[Data entries for graphics]
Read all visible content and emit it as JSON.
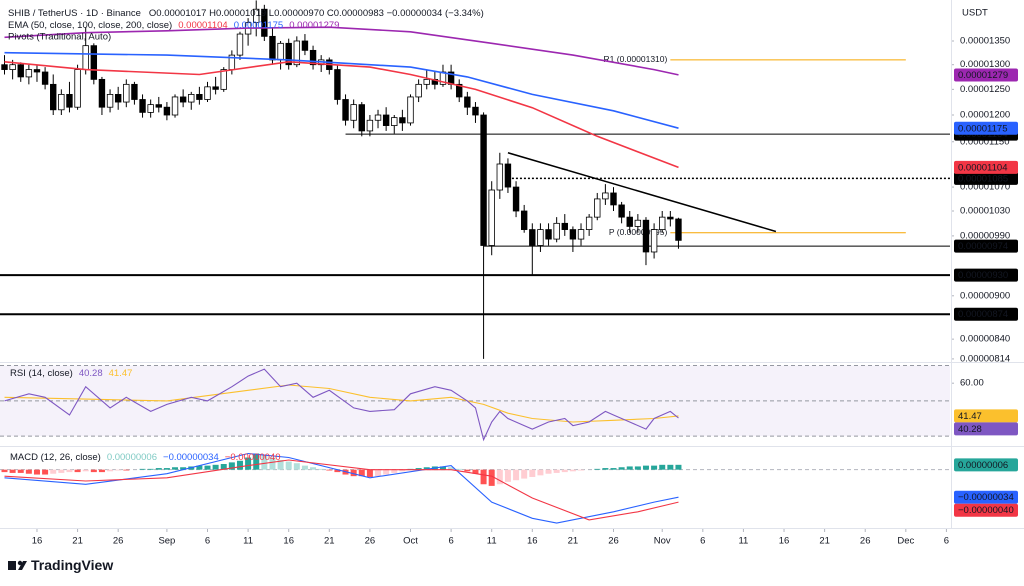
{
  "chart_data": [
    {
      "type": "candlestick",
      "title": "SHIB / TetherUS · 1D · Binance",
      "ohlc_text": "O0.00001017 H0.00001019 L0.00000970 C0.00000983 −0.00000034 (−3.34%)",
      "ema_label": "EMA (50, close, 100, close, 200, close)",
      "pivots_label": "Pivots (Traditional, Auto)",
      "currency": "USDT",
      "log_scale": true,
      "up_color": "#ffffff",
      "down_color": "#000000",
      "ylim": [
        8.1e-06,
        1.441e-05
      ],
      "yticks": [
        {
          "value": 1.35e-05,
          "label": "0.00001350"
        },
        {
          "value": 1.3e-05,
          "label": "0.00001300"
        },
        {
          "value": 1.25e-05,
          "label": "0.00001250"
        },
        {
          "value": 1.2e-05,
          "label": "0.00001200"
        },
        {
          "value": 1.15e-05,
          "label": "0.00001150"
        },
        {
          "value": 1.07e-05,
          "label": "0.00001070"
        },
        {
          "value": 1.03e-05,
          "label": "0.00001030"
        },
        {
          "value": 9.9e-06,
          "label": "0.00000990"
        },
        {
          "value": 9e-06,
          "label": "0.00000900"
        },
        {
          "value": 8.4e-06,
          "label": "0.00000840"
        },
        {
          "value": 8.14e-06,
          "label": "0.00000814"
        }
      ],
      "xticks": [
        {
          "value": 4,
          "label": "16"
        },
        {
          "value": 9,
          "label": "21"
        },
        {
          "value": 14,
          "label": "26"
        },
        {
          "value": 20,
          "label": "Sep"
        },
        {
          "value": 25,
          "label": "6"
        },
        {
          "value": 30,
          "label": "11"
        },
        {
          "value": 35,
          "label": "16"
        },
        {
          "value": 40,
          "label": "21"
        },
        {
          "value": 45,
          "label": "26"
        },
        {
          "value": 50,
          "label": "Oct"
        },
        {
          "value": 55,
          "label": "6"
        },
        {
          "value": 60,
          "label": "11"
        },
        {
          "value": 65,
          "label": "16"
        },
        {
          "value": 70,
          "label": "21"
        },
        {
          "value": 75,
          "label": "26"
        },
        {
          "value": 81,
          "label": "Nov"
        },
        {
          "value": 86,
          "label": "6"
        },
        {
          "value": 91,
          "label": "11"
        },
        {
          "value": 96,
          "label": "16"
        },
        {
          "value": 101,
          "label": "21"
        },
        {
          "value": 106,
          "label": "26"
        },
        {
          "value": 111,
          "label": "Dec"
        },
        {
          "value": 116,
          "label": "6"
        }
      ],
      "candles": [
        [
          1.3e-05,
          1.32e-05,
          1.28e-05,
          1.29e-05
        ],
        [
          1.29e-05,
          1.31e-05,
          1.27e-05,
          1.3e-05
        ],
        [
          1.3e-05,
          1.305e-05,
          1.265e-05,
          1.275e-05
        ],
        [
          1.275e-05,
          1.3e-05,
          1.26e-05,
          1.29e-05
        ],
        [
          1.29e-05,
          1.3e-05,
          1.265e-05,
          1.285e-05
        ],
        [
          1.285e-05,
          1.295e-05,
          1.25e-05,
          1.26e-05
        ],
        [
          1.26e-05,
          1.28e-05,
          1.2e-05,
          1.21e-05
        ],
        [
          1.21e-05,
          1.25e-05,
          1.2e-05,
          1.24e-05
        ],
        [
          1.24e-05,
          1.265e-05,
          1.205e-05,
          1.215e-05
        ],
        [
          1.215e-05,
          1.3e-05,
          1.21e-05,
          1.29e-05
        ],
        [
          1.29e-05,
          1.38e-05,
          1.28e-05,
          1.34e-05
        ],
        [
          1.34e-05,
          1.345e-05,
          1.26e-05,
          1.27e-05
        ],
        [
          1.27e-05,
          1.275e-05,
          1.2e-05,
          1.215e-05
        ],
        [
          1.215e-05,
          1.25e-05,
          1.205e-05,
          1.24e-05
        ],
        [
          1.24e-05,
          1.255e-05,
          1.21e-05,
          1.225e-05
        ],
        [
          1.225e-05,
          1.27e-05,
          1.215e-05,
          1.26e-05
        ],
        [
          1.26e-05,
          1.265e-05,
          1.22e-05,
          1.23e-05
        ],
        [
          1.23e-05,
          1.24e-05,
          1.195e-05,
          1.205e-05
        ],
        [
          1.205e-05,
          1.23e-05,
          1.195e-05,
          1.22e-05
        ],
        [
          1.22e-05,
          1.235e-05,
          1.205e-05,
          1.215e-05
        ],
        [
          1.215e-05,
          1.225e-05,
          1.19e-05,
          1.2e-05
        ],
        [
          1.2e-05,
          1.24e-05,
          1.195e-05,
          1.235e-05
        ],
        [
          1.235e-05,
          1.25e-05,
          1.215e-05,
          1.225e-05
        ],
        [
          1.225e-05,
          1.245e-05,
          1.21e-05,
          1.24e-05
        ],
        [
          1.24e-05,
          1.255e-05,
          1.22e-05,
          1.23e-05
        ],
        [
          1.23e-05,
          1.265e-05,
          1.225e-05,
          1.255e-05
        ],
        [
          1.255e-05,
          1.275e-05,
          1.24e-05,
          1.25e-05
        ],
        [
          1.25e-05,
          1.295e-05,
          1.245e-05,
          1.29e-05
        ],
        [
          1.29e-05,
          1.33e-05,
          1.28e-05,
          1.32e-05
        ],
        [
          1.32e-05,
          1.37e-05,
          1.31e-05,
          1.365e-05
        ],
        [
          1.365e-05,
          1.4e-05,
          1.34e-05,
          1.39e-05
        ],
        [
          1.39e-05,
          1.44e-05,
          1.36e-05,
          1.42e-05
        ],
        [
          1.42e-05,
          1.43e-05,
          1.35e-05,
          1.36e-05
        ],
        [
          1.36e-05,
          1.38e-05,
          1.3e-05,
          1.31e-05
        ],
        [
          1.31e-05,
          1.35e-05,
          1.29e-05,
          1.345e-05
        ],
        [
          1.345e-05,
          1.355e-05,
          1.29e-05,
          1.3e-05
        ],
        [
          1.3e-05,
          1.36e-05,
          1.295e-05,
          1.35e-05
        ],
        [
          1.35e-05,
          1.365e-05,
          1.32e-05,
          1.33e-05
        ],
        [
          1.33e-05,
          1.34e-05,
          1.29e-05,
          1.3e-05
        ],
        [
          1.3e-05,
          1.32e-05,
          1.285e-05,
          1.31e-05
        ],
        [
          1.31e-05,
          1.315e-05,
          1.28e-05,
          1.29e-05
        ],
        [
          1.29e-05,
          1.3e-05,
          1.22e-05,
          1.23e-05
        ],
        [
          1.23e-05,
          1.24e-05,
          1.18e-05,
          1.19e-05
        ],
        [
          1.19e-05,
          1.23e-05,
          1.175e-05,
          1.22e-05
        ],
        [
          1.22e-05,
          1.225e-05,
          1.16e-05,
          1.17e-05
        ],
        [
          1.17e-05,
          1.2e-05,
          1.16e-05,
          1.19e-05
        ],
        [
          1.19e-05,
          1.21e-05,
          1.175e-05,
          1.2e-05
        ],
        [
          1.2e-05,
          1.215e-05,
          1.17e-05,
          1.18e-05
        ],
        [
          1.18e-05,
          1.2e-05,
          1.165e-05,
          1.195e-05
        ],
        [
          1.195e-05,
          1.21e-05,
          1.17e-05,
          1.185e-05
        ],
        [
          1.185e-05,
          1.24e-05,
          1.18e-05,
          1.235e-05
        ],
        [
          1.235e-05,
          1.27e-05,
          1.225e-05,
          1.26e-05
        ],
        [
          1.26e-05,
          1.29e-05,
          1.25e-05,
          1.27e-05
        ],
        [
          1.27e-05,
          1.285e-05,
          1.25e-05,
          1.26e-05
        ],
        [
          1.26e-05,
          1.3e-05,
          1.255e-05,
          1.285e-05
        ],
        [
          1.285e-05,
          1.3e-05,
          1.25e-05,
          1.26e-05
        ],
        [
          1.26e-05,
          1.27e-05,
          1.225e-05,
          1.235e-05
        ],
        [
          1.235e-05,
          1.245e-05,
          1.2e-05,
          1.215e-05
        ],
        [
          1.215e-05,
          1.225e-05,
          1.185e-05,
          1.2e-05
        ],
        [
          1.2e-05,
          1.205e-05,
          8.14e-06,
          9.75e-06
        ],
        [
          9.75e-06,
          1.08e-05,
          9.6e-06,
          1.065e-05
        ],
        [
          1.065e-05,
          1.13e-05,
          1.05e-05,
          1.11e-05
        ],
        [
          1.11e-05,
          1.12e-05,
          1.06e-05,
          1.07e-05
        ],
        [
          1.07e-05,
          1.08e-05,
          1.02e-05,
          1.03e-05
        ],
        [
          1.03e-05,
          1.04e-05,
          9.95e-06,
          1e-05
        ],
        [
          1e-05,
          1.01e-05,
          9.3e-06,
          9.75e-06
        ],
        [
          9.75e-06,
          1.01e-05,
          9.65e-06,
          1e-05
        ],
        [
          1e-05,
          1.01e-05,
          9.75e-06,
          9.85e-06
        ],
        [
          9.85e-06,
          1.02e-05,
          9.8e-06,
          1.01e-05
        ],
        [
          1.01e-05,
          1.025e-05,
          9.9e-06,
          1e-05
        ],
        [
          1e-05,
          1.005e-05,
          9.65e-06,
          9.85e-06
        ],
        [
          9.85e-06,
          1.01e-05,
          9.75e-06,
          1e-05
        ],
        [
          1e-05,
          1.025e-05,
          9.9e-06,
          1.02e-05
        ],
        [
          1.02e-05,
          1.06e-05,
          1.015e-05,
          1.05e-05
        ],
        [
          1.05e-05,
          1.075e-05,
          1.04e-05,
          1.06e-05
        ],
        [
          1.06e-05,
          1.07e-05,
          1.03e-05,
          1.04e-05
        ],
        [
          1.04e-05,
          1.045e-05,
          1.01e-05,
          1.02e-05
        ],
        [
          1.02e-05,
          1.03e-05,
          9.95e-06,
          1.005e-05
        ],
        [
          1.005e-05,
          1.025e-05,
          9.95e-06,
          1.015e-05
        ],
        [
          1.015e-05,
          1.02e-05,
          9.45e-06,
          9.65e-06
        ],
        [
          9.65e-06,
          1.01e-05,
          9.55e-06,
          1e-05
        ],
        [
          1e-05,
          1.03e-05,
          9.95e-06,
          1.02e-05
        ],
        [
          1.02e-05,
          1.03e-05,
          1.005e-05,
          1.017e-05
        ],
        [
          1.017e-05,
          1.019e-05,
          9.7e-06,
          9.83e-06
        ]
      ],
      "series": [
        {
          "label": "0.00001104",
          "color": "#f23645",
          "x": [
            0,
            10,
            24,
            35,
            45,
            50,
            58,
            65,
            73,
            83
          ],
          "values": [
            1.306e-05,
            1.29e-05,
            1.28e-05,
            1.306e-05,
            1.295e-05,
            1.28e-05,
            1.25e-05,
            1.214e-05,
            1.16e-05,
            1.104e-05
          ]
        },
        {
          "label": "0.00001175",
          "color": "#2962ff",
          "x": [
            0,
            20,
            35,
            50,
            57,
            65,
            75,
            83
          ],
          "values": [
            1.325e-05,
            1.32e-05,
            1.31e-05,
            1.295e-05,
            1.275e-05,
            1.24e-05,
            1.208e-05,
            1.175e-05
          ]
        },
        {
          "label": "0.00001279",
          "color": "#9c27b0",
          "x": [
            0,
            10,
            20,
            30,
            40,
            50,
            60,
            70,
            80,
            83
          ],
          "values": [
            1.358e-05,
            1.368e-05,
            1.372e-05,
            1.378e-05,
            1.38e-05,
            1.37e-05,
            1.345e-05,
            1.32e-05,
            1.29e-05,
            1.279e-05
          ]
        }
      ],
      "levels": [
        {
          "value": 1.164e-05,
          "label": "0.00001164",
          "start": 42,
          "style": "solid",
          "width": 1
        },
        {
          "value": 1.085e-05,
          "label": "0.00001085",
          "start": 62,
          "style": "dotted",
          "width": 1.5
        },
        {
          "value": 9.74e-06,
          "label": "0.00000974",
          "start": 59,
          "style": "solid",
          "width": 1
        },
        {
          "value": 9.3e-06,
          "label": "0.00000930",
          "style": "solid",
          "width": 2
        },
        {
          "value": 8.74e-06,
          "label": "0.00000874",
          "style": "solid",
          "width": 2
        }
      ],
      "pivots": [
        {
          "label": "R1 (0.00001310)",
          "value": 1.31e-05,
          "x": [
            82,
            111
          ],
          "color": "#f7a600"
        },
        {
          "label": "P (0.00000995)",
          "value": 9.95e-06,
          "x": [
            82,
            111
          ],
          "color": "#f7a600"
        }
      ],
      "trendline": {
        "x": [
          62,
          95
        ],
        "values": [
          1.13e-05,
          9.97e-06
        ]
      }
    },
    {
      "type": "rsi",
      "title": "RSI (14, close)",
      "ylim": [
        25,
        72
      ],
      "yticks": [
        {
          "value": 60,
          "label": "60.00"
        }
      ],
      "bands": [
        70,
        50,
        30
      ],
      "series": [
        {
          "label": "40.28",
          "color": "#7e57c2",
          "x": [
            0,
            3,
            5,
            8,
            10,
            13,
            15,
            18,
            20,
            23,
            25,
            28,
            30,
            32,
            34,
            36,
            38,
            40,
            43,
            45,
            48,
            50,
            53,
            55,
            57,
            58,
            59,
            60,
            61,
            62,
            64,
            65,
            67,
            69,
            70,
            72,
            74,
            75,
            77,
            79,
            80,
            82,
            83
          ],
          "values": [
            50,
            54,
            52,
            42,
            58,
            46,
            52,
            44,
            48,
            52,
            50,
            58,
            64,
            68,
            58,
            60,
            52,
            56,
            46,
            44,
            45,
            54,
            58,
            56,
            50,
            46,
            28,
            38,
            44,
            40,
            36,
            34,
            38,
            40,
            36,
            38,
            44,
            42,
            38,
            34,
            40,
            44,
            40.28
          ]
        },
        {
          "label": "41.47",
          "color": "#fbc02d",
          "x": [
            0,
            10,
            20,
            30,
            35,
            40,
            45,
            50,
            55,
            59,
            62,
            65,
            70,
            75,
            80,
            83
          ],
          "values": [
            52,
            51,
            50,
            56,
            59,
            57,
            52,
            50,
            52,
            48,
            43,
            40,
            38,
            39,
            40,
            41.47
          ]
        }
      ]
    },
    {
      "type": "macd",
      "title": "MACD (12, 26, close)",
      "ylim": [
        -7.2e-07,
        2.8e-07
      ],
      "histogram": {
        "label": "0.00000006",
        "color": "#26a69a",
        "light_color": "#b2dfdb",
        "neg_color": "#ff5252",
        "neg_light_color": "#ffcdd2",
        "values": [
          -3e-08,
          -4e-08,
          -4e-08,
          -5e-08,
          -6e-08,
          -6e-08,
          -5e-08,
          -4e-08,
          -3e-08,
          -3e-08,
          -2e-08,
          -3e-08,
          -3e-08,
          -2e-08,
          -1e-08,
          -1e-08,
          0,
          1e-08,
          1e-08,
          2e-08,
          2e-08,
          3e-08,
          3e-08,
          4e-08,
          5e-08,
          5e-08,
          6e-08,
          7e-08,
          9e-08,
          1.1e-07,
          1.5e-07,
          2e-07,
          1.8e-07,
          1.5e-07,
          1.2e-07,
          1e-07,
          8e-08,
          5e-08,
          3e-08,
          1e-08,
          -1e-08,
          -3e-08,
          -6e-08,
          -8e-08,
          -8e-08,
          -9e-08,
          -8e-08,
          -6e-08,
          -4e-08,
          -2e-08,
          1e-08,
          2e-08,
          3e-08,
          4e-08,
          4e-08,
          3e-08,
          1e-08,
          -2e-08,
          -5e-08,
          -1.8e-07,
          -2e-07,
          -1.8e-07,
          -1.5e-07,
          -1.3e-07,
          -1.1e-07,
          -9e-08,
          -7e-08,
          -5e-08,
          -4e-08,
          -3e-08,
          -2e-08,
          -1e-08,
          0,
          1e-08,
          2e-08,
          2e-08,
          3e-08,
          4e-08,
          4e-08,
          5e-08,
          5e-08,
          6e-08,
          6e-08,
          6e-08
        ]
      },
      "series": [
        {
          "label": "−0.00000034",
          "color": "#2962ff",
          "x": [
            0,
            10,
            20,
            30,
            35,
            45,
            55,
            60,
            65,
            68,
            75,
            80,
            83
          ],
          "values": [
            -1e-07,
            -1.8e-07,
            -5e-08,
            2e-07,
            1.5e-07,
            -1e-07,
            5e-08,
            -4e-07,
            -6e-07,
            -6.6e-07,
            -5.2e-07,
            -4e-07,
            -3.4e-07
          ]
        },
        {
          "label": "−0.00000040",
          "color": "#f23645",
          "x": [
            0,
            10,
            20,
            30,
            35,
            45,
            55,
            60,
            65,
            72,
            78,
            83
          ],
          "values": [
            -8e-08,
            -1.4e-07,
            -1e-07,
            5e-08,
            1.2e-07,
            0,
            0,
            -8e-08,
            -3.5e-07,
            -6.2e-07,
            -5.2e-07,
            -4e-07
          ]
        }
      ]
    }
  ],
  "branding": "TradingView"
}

* * *

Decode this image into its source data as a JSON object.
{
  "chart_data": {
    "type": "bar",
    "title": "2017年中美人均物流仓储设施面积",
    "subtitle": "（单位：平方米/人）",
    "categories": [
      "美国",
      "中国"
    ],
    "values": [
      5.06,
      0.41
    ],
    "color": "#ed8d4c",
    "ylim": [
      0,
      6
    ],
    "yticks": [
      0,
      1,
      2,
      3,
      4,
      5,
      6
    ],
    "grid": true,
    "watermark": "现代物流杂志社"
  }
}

PROBLEM REQUIREMENTS: Which lines in the listing above hold the word "close"? Show each of them.

RESPONSE BELOW:
      "ema_label": "EMA (50, close, 100, close, 200, close)",
      "title": "RSI (14, close)",
      "title": "MACD (12, 26, close)",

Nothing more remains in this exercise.